Listed records:

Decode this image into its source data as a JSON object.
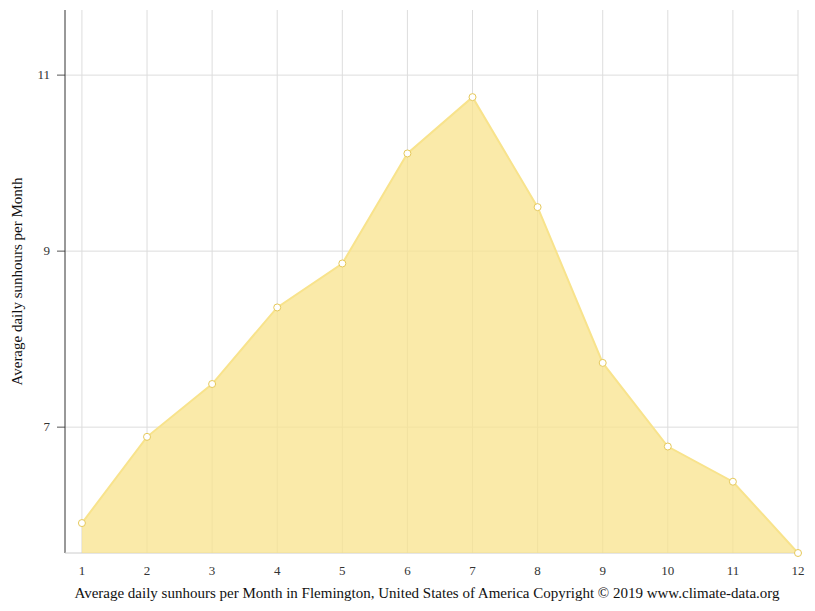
{
  "chart_data": {
    "type": "area",
    "title": "Average daily sunhours per Month in Flemington, United States of America Copyright © 2019 www.climate-data.org",
    "y_label": "Average daily sunhours per Month",
    "x": [
      1,
      2,
      3,
      4,
      5,
      6,
      7,
      8,
      9,
      10,
      11,
      12
    ],
    "values": [
      5.91,
      6.89,
      7.49,
      8.36,
      8.86,
      10.11,
      10.75,
      9.5,
      7.73,
      6.78,
      6.38,
      5.57
    ],
    "color": "#f8e38c",
    "marker": "circle",
    "xlim": [
      0.74,
      12
    ],
    "xticks": [
      1,
      2,
      3,
      4,
      5,
      6,
      7,
      8,
      9,
      10,
      11,
      12
    ],
    "ylim": [
      5.57,
      11.74
    ],
    "yticks": [
      7,
      9,
      11
    ],
    "grid": true
  }
}
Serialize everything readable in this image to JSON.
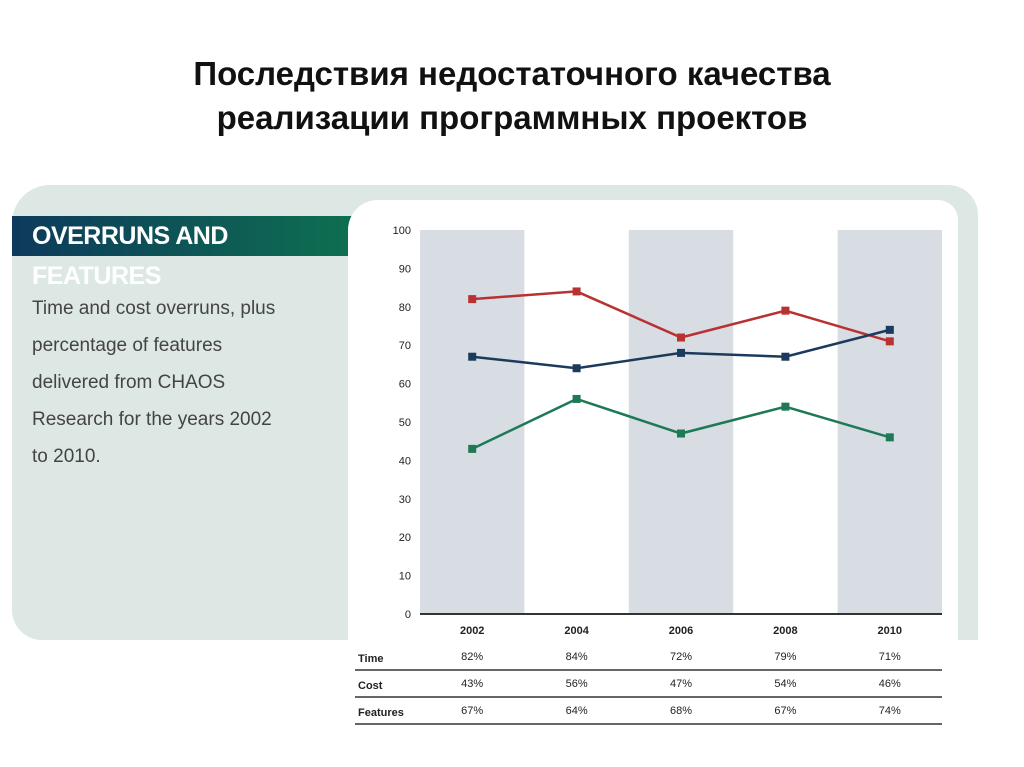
{
  "title_lines": [
    "Последствия недостаточного качества",
    "реализации программных проектов"
  ],
  "header": "OVERRUNS AND FEATURES",
  "description": "Time and cost overruns, plus percentage of features delivered from CHAOS Research for the years 2002 to 2010.",
  "chart_data": {
    "type": "line",
    "categories": [
      "2002",
      "2004",
      "2006",
      "2008",
      "2010"
    ],
    "ylim": [
      0,
      100
    ],
    "yticks": [
      0,
      10,
      20,
      30,
      40,
      50,
      60,
      70,
      80,
      90,
      100
    ],
    "grid": "alternating shaded columns",
    "series": [
      {
        "name": "Time",
        "color": "#b83232",
        "values": [
          82,
          84,
          72,
          79,
          71
        ],
        "labels": [
          "82%",
          "84%",
          "72%",
          "79%",
          "71%"
        ]
      },
      {
        "name": "Cost",
        "color": "#1e7a55",
        "values": [
          43,
          56,
          47,
          54,
          46
        ],
        "labels": [
          "43%",
          "56%",
          "47%",
          "54%",
          "46%"
        ]
      },
      {
        "name": "Features",
        "color": "#1b3a5c",
        "values": [
          67,
          64,
          68,
          67,
          74
        ],
        "labels": [
          "67%",
          "64%",
          "68%",
          "67%",
          "74%"
        ]
      }
    ]
  }
}
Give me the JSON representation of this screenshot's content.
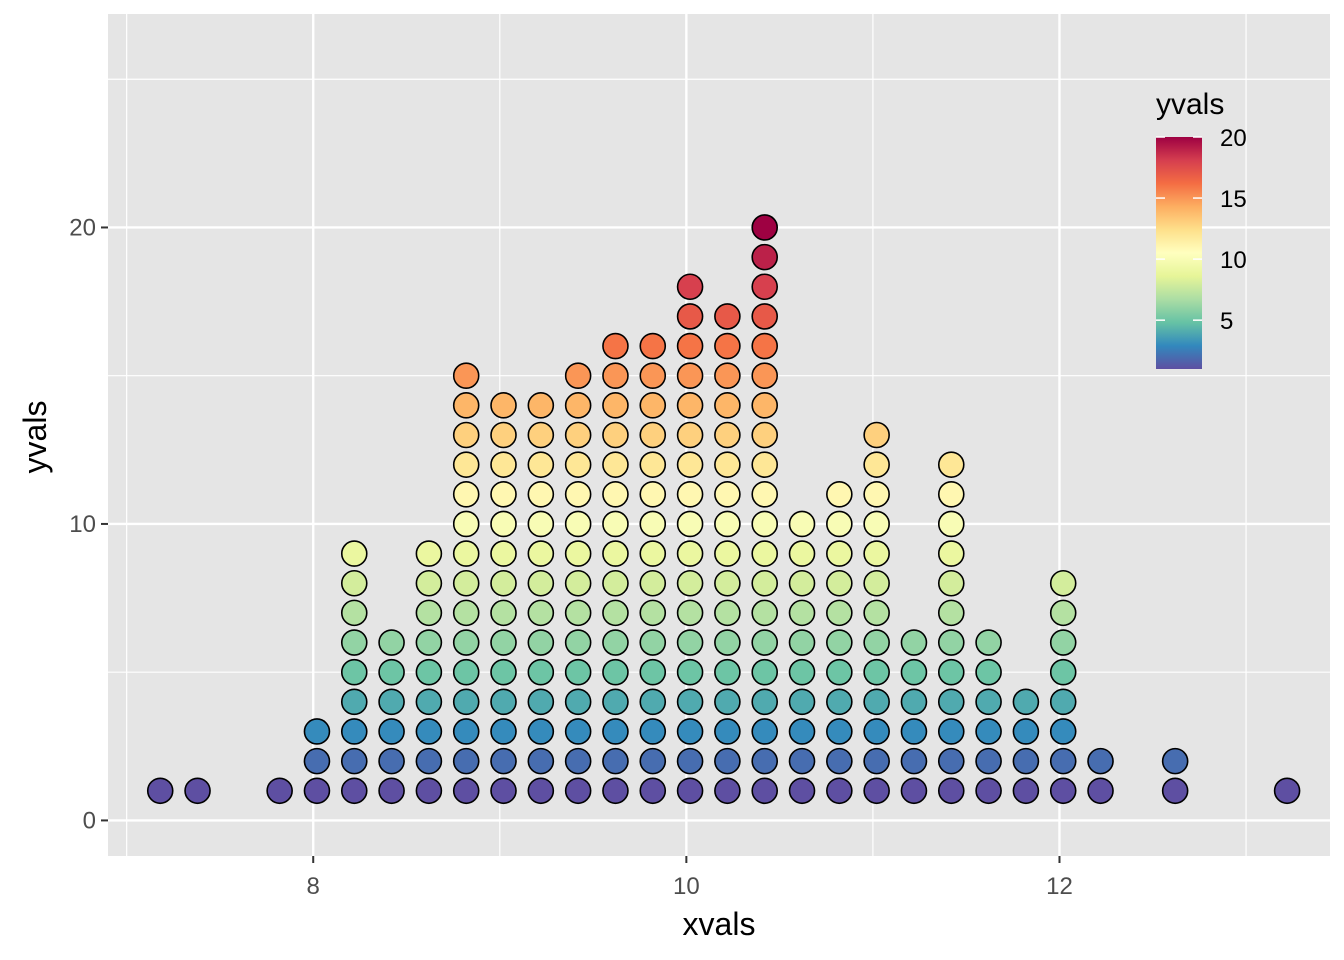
{
  "chart_data": {
    "type": "scatter",
    "subtype": "dotplot",
    "title": "",
    "xlabel": "xvals",
    "ylabel": "yvals",
    "xlim": [
      6.9,
      13.45
    ],
    "ylim": [
      -1.2,
      27.2
    ],
    "x_ticks": [
      8,
      10,
      12
    ],
    "x_tick_labels": [
      "8",
      "10",
      "12"
    ],
    "y_ticks": [
      0,
      10,
      20
    ],
    "y_tick_labels": [
      "0",
      "10",
      "20"
    ],
    "grid": true,
    "legend": {
      "title": "yvals",
      "placement": "top-right-inside",
      "breaks": [
        5,
        10,
        15,
        20
      ],
      "labels": [
        "5",
        "10",
        "15",
        "20"
      ],
      "range": [
        1,
        20
      ],
      "palette": "Spectral (reversed)"
    },
    "colors": {
      "panel_background": "#e5e5e5",
      "grid": "#ffffff",
      "point_outline": "#000000"
    },
    "columns": [
      {
        "x": 7.18,
        "count": 1
      },
      {
        "x": 7.38,
        "count": 1
      },
      {
        "x": 7.82,
        "count": 1
      },
      {
        "x": 8.02,
        "count": 3
      },
      {
        "x": 8.22,
        "count": 9
      },
      {
        "x": 8.42,
        "count": 6
      },
      {
        "x": 8.62,
        "count": 9
      },
      {
        "x": 8.82,
        "count": 15
      },
      {
        "x": 9.02,
        "count": 14
      },
      {
        "x": 9.22,
        "count": 14
      },
      {
        "x": 9.42,
        "count": 15
      },
      {
        "x": 9.62,
        "count": 16
      },
      {
        "x": 9.82,
        "count": 16
      },
      {
        "x": 10.02,
        "count": 18
      },
      {
        "x": 10.22,
        "count": 17
      },
      {
        "x": 10.42,
        "count": 20
      },
      {
        "x": 10.62,
        "count": 10
      },
      {
        "x": 10.82,
        "count": 11
      },
      {
        "x": 11.02,
        "count": 13
      },
      {
        "x": 11.22,
        "count": 6
      },
      {
        "x": 11.42,
        "count": 12
      },
      {
        "x": 11.62,
        "count": 6
      },
      {
        "x": 11.82,
        "count": 4
      },
      {
        "x": 12.02,
        "count": 8
      },
      {
        "x": 12.22,
        "count": 2
      },
      {
        "x": 12.62,
        "count": 2
      },
      {
        "x": 13.22,
        "count": 1
      }
    ]
  }
}
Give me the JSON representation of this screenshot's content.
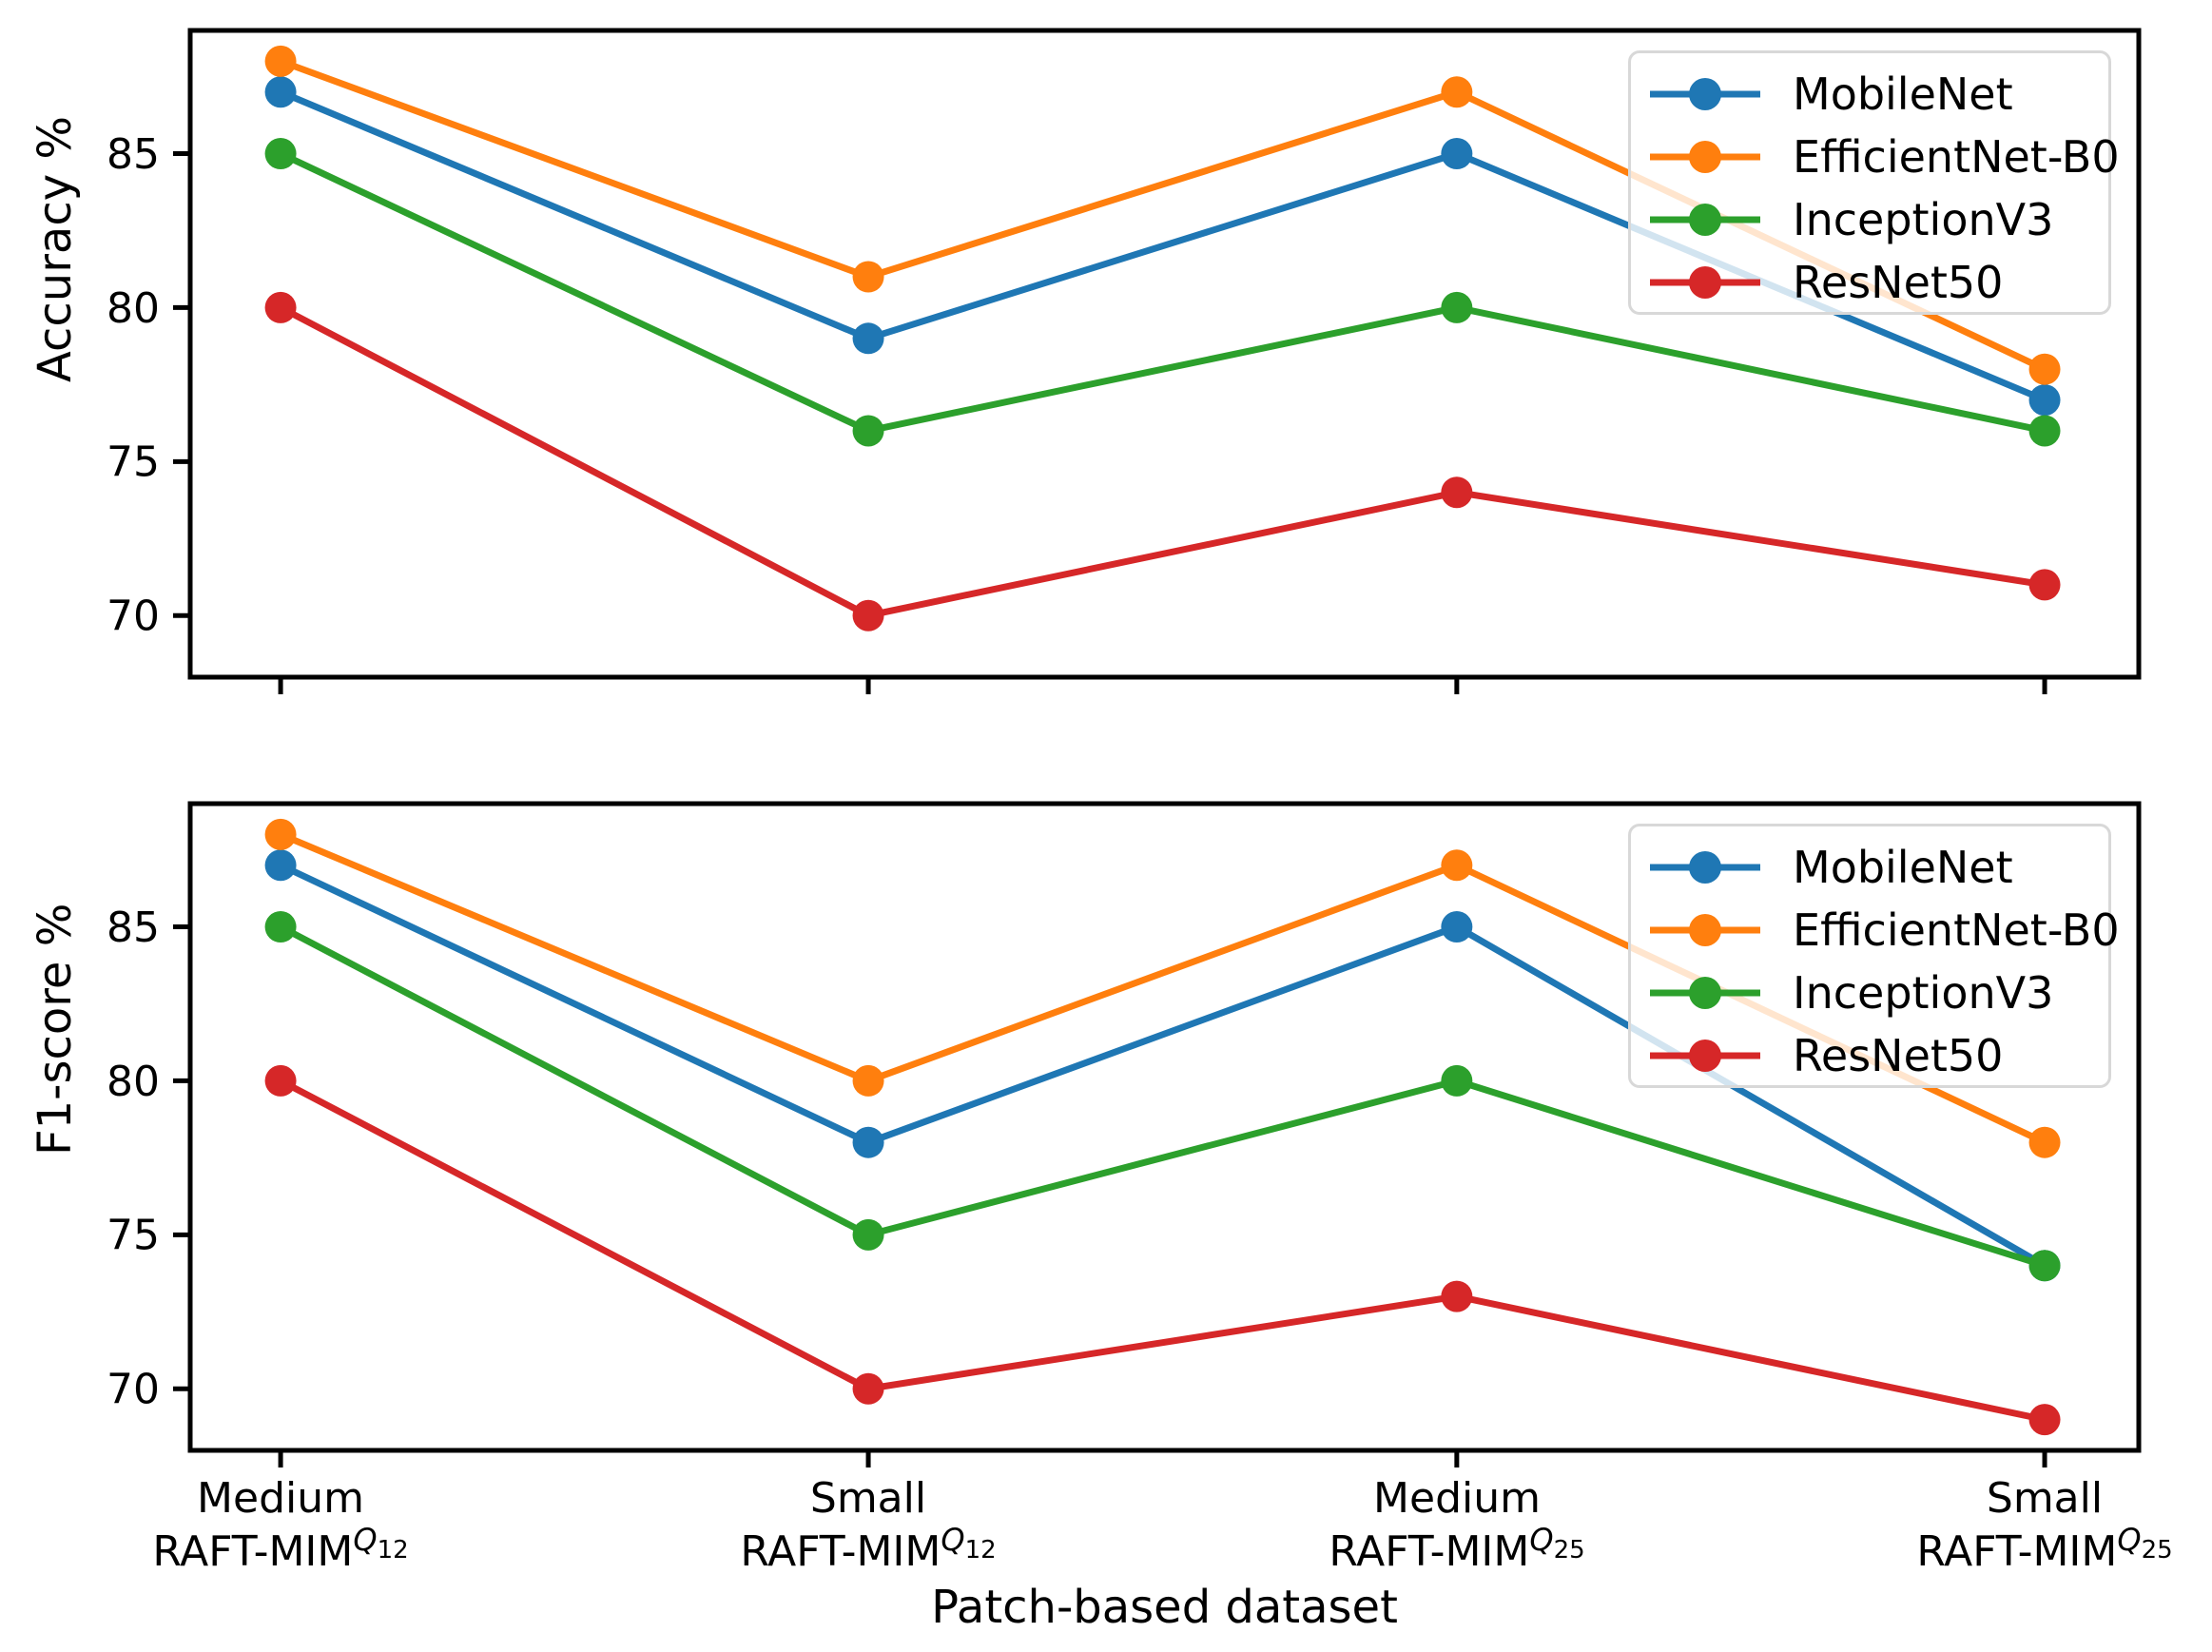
{
  "figure": {
    "xlabel": "Patch-based dataset",
    "background": "#ffffff",
    "spine_color": "#000000",
    "categories": [
      {
        "line1": "Medium",
        "base": "RAFT-MIM",
        "sup": "Q",
        "sub": "12"
      },
      {
        "line1": "Small",
        "base": "RAFT-MIM",
        "sup": "Q",
        "sub": "12"
      },
      {
        "line1": "Medium",
        "base": "RAFT-MIM",
        "sup": "Q",
        "sub": "25"
      },
      {
        "line1": "Small",
        "base": "RAFT-MIM",
        "sup": "Q",
        "sub": "25"
      }
    ]
  },
  "chart_data": [
    {
      "type": "line",
      "title": "",
      "ylabel": "Accuracy %",
      "xlabel": "Patch-based dataset",
      "categories": [
        "Medium RAFT-MIM^Q12",
        "Small RAFT-MIM^Q12",
        "Medium RAFT-MIM^Q25",
        "Small RAFT-MIM^Q25"
      ],
      "yticks": [
        70,
        75,
        80,
        85
      ],
      "ylim": [
        68,
        89
      ],
      "grid": false,
      "legend_position": "upper right",
      "series": [
        {
          "name": "MobileNet",
          "color": "#1f77b4",
          "values": [
            87,
            79,
            85,
            77
          ]
        },
        {
          "name": "EfficientNet-B0",
          "color": "#ff7f0e",
          "values": [
            88,
            81,
            87,
            78
          ]
        },
        {
          "name": "InceptionV3",
          "color": "#2ca02c",
          "values": [
            85,
            76,
            80,
            76
          ]
        },
        {
          "name": "ResNet50",
          "color": "#d62728",
          "values": [
            80,
            70,
            74,
            71
          ]
        }
      ]
    },
    {
      "type": "line",
      "title": "",
      "ylabel": "F1-score %",
      "xlabel": "Patch-based dataset",
      "categories": [
        "Medium RAFT-MIM^Q12",
        "Small RAFT-MIM^Q12",
        "Medium RAFT-MIM^Q25",
        "Small RAFT-MIM^Q25"
      ],
      "yticks": [
        70,
        75,
        80,
        85
      ],
      "ylim": [
        68,
        89
      ],
      "grid": false,
      "legend_position": "upper right",
      "series": [
        {
          "name": "MobileNet",
          "color": "#1f77b4",
          "values": [
            87,
            78,
            85,
            74
          ]
        },
        {
          "name": "EfficientNet-B0",
          "color": "#ff7f0e",
          "values": [
            88,
            80,
            87,
            78
          ]
        },
        {
          "name": "InceptionV3",
          "color": "#2ca02c",
          "values": [
            85,
            75,
            80,
            74
          ]
        },
        {
          "name": "ResNet50",
          "color": "#d62728",
          "values": [
            80,
            70,
            73,
            69
          ]
        }
      ]
    }
  ]
}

What to produce: Copy and report every line where the word "sunhours" is present.

The response:
    "title": "Average daily sunhours per Month in Flemington, United States of America Copyright © 2019 www.climate-data.org",
    "y_label": "Average daily sunhours per Month",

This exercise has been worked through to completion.